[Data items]
-- START --
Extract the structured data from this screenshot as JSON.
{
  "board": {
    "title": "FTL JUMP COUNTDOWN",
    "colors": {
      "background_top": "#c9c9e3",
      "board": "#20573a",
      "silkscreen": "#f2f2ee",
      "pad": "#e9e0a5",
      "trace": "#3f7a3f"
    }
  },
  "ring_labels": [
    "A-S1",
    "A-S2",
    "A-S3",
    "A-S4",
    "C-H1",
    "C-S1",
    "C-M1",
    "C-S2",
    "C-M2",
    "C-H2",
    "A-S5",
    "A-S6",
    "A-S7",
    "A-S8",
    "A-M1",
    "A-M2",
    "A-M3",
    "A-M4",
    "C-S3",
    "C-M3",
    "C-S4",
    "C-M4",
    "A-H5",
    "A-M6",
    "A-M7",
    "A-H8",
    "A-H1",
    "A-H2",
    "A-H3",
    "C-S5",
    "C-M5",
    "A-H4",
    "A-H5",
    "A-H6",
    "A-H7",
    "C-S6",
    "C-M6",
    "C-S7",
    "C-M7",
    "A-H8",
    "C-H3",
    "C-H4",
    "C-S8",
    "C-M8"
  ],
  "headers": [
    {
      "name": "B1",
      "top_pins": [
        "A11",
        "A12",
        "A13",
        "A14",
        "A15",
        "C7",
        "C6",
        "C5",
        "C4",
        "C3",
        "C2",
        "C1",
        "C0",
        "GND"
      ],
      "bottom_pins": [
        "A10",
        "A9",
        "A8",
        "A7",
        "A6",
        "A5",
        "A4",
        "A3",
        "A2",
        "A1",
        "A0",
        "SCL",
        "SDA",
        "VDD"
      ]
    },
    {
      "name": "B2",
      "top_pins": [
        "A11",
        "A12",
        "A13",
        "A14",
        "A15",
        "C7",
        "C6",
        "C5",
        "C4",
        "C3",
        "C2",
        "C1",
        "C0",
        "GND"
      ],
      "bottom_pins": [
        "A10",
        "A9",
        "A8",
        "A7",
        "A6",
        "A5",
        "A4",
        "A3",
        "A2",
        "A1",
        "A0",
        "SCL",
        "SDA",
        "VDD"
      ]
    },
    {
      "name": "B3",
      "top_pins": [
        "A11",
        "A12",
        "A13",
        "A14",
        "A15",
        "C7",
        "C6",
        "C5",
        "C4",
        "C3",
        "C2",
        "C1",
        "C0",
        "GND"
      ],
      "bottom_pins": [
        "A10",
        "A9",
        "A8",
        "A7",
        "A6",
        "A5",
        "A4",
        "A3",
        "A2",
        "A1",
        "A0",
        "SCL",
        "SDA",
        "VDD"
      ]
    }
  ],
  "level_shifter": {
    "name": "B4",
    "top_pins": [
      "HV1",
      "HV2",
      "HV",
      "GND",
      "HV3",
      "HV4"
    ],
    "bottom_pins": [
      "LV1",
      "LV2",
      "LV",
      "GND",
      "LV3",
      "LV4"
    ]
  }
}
-- END --
[DESCRIPTION OF THE TASK]: Exactly reproduce every line of the records.

[REPLY]:
Extract the structured data from this screenshot as JSON.
{
  "board": {
    "title": "FTL JUMP COUNTDOWN",
    "colors": {
      "background_top": "#c9c9e3",
      "board": "#20573a",
      "silkscreen": "#f2f2ee",
      "pad": "#e9e0a5",
      "trace": "#3f7a3f"
    }
  },
  "ring_labels": [
    "A-S1",
    "A-S2",
    "A-S3",
    "A-S4",
    "C-H1",
    "C-S1",
    "C-M1",
    "C-S2",
    "C-M2",
    "C-H2",
    "A-S5",
    "A-S6",
    "A-S7",
    "A-S8",
    "A-M1",
    "A-M2",
    "A-M3",
    "A-M4",
    "C-S3",
    "C-M3",
    "C-S4",
    "C-M4",
    "A-H5",
    "A-M6",
    "A-M7",
    "A-H8",
    "A-H1",
    "A-H2",
    "A-H3",
    "C-S5",
    "C-M5",
    "A-H4",
    "A-H5",
    "A-H6",
    "A-H7",
    "C-S6",
    "C-M6",
    "C-S7",
    "C-M7",
    "A-H8",
    "C-H3",
    "C-H4",
    "C-S8",
    "C-M8"
  ],
  "headers": [
    {
      "name": "B1",
      "top_pins": [
        "A11",
        "A12",
        "A13",
        "A14",
        "A15",
        "C7",
        "C6",
        "C5",
        "C4",
        "C3",
        "C2",
        "C1",
        "C0",
        "GND"
      ],
      "bottom_pins": [
        "A10",
        "A9",
        "A8",
        "A7",
        "A6",
        "A5",
        "A4",
        "A3",
        "A2",
        "A1",
        "A0",
        "SCL",
        "SDA",
        "VDD"
      ]
    },
    {
      "name": "B2",
      "top_pins": [
        "A11",
        "A12",
        "A13",
        "A14",
        "A15",
        "C7",
        "C6",
        "C5",
        "C4",
        "C3",
        "C2",
        "C1",
        "C0",
        "GND"
      ],
      "bottom_pins": [
        "A10",
        "A9",
        "A8",
        "A7",
        "A6",
        "A5",
        "A4",
        "A3",
        "A2",
        "A1",
        "A0",
        "SCL",
        "SDA",
        "VDD"
      ]
    },
    {
      "name": "B3",
      "top_pins": [
        "A11",
        "A12",
        "A13",
        "A14",
        "A15",
        "C7",
        "C6",
        "C5",
        "C4",
        "C3",
        "C2",
        "C1",
        "C0",
        "GND"
      ],
      "bottom_pins": [
        "A10",
        "A9",
        "A8",
        "A7",
        "A6",
        "A5",
        "A4",
        "A3",
        "A2",
        "A1",
        "A0",
        "SCL",
        "SDA",
        "VDD"
      ]
    }
  ],
  "level_shifter": {
    "name": "B4",
    "top_pins": [
      "HV1",
      "HV2",
      "HV",
      "GND",
      "HV3",
      "HV4"
    ],
    "bottom_pins": [
      "LV1",
      "LV2",
      "LV",
      "GND",
      "LV3",
      "LV4"
    ]
  }
}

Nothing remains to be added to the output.